### Given instruction
Copy each line below in which the string "HTML" occurs.

Extracted records:
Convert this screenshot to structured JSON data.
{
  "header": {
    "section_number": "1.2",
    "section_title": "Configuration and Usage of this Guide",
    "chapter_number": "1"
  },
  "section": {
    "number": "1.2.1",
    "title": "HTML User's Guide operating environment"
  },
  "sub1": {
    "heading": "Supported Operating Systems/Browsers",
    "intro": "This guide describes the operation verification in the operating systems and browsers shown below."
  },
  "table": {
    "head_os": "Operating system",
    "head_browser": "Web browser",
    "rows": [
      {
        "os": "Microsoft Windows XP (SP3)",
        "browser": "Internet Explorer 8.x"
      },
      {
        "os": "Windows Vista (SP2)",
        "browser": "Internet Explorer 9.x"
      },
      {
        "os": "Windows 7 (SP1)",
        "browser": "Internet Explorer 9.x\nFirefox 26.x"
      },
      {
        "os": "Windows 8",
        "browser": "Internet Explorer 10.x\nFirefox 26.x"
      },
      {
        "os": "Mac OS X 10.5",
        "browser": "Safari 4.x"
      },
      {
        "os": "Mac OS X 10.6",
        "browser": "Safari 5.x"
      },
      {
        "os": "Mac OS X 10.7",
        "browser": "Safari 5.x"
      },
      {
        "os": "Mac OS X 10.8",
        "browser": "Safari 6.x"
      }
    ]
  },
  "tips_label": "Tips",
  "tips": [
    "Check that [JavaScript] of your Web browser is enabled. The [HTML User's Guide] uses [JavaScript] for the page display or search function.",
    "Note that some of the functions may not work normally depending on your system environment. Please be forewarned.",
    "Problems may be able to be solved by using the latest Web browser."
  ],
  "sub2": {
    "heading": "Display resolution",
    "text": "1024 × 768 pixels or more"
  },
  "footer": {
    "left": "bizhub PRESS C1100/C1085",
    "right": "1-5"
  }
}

### Response to the task
    "title": "HTML User's Guide operating environment"
    "Check that [JavaScript] of your Web browser is enabled. The [HTML User's Guide] uses [JavaScript] for the page display or search function.",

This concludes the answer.